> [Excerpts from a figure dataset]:
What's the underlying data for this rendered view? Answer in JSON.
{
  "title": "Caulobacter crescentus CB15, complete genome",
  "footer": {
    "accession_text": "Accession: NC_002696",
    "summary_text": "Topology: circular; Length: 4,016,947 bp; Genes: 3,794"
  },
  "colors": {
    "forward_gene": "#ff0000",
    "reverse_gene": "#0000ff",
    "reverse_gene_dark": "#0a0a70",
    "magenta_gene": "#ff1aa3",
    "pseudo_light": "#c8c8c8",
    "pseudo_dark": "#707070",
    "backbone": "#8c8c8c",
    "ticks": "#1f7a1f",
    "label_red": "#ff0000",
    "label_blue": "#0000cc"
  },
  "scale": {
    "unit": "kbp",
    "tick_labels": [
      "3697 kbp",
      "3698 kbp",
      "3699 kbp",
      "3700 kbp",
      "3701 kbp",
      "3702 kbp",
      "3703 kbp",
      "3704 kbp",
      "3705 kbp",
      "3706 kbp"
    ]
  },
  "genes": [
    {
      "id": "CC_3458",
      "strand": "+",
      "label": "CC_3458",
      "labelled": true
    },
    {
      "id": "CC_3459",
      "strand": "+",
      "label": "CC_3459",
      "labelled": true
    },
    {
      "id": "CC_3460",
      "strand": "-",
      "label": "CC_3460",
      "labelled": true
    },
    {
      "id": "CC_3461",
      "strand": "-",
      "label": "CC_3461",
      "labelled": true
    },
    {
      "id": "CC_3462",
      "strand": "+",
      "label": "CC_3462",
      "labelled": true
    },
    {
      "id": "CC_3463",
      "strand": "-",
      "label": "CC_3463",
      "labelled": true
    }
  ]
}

> [To do]: Nothing in the data above should change. Please copy it all.

> [Result below]:
What's the underlying data for this rendered view? Answer in JSON.
{
  "title": "Caulobacter crescentus CB15, complete genome",
  "footer": {
    "accession_text": "Accession: NC_002696",
    "summary_text": "Topology: circular; Length: 4,016,947 bp; Genes: 3,794"
  },
  "colors": {
    "forward_gene": "#ff0000",
    "reverse_gene": "#0000ff",
    "reverse_gene_dark": "#0a0a70",
    "magenta_gene": "#ff1aa3",
    "pseudo_light": "#c8c8c8",
    "pseudo_dark": "#707070",
    "backbone": "#8c8c8c",
    "ticks": "#1f7a1f",
    "label_red": "#ff0000",
    "label_blue": "#0000cc"
  },
  "scale": {
    "unit": "kbp",
    "tick_labels": [
      "3697 kbp",
      "3698 kbp",
      "3699 kbp",
      "3700 kbp",
      "3701 kbp",
      "3702 kbp",
      "3703 kbp",
      "3704 kbp",
      "3705 kbp",
      "3706 kbp"
    ]
  },
  "genes": [
    {
      "id": "CC_3458",
      "strand": "+",
      "label": "CC_3458",
      "labelled": true
    },
    {
      "id": "CC_3459",
      "strand": "+",
      "label": "CC_3459",
      "labelled": true
    },
    {
      "id": "CC_3460",
      "strand": "-",
      "label": "CC_3460",
      "labelled": true
    },
    {
      "id": "CC_3461",
      "strand": "-",
      "label": "CC_3461",
      "labelled": true
    },
    {
      "id": "CC_3462",
      "strand": "+",
      "label": "CC_3462",
      "labelled": true
    },
    {
      "id": "CC_3463",
      "strand": "-",
      "label": "CC_3463",
      "labelled": true
    }
  ]
}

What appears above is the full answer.